Data records:
--- Start ---

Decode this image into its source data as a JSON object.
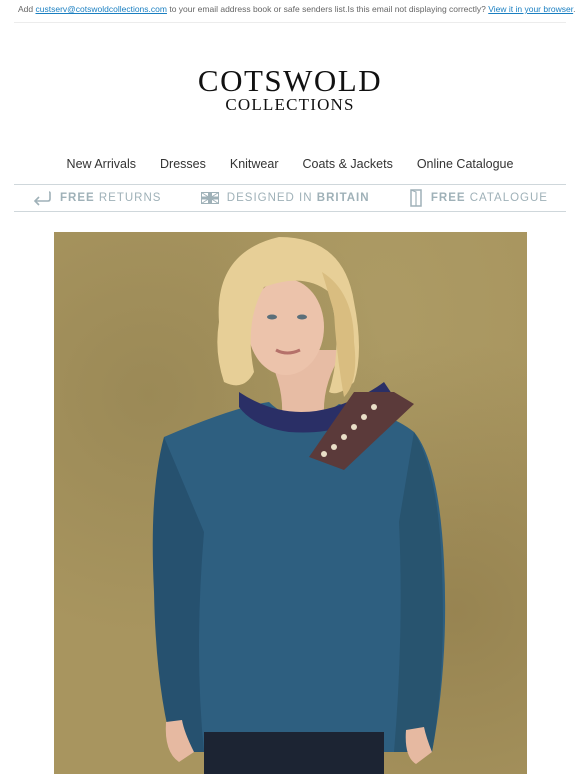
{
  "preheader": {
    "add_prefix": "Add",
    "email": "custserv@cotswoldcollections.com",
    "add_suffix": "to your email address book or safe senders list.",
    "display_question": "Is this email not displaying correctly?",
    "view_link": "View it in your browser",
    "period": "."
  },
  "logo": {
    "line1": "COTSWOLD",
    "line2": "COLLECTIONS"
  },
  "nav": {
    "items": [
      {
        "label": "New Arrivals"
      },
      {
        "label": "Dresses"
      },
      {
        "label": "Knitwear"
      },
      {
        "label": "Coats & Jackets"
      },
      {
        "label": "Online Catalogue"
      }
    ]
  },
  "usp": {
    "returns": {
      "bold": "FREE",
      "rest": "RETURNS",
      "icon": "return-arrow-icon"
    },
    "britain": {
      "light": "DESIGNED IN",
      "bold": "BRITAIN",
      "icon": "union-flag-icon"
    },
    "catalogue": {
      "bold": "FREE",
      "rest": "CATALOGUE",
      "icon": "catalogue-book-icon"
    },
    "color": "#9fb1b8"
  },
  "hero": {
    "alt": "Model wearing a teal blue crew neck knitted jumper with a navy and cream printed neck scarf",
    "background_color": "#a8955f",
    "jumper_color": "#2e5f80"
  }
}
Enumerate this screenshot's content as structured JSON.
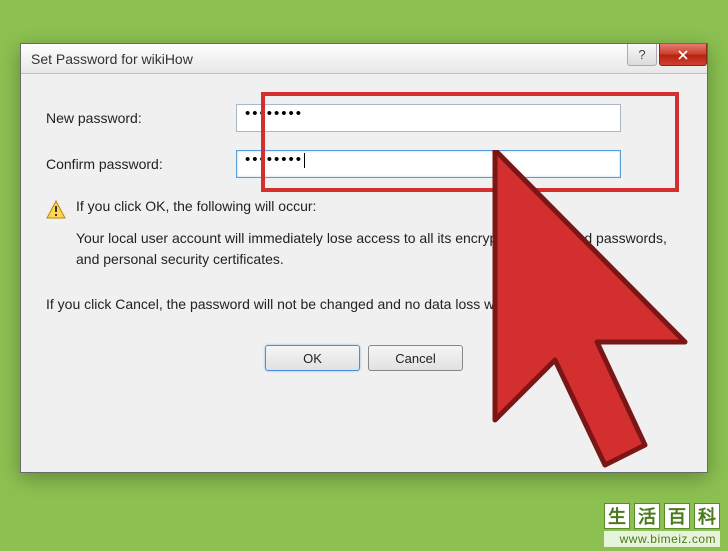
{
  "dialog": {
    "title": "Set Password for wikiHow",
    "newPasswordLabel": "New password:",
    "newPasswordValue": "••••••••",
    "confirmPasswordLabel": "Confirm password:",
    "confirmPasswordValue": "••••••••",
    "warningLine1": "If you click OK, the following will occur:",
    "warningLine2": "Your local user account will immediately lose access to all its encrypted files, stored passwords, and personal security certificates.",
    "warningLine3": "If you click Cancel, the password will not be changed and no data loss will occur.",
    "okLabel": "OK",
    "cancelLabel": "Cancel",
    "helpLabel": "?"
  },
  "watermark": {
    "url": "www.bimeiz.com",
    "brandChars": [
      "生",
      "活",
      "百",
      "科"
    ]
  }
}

--- End ---

Work to do: Print again, word for word, every line from the line with "Enumerate this screenshot's" to the final line of the records, inclusive; skip the pictures.

Final answer:
Enumerate this screenshot's content as structured JSON.
{
  "dialog": {
    "title": "Set Password for wikiHow",
    "newPasswordLabel": "New password:",
    "newPasswordValue": "••••••••",
    "confirmPasswordLabel": "Confirm password:",
    "confirmPasswordValue": "••••••••",
    "warningLine1": "If you click OK, the following will occur:",
    "warningLine2": "Your local user account will immediately lose access to all its encrypted files, stored passwords, and personal security certificates.",
    "warningLine3": "If you click Cancel, the password will not be changed and no data loss will occur.",
    "okLabel": "OK",
    "cancelLabel": "Cancel",
    "helpLabel": "?"
  },
  "watermark": {
    "url": "www.bimeiz.com",
    "brandChars": [
      "生",
      "活",
      "百",
      "科"
    ]
  }
}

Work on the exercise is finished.